** BEGIN SUPPLIED INFORMATION **

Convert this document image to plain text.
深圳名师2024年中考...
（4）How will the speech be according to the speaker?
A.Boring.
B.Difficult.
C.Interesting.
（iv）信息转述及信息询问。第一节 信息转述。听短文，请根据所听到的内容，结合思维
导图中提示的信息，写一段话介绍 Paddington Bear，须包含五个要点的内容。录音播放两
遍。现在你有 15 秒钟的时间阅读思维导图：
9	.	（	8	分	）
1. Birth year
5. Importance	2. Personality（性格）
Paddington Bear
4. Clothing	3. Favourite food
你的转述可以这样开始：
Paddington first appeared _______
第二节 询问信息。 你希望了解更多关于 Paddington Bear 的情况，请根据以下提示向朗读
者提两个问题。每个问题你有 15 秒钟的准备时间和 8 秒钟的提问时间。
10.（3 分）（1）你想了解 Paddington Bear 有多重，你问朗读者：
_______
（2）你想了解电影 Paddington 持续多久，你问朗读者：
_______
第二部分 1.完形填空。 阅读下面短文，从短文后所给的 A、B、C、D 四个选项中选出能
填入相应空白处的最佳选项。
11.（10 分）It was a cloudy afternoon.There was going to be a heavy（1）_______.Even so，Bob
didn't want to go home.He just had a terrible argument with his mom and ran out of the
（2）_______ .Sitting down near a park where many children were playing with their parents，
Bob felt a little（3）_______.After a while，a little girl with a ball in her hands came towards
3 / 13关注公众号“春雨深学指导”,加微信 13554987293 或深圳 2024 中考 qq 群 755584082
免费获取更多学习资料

** END SUPPLIED INFORMATION **

■ PROMPT:
The records above should all be quoted exactly, please.

■ THE REPLY:
Convert this document image to plain text.
深圳名师2024年中考...
（4）How will the speech be according to the speaker?
A.Boring.
B.Difficult.
C.Interesting.
（iv）信息转述及信息询问。第一节 信息转述。听短文，请根据所听到的内容，结合思维
导图中提示的信息，写一段话介绍 Paddington Bear，须包含五个要点的内容。录音播放两
遍。现在你有 15 秒钟的时间阅读思维导图：
9	.	（	8	分	）
1. Birth year
5. Importance	2. Personality（性格）
Paddington Bear
4. Clothing	3. Favourite food
你的转述可以这样开始：
Paddington first appeared _______
第二节 询问信息。 你希望了解更多关于 Paddington Bear 的情况，请根据以下提示向朗读
者提两个问题。每个问题你有 15 秒钟的准备时间和 8 秒钟的提问时间。
10.（3 分）（1）你想了解 Paddington Bear 有多重，你问朗读者：
_______
（2）你想了解电影 Paddington 持续多久，你问朗读者：
_______
第二部分 1.完形填空。 阅读下面短文，从短文后所给的 A、B、C、D 四个选项中选出能
填入相应空白处的最佳选项。
11.（10 分）It was a cloudy afternoon.There was going to be a heavy（1）_______.Even so，Bob
didn't want to go home.He just had a terrible argument with his mom and ran out of the
（2）_______ .Sitting down near a park where many children were playing with their parents，
Bob felt a little（3）_______.After a while，a little girl with a ball in her hands came towards
3 / 13关注公众号“春雨深学指导”,加微信 13554987293 或深圳 2024 中考 qq 群 755584082
免费获取更多学习资料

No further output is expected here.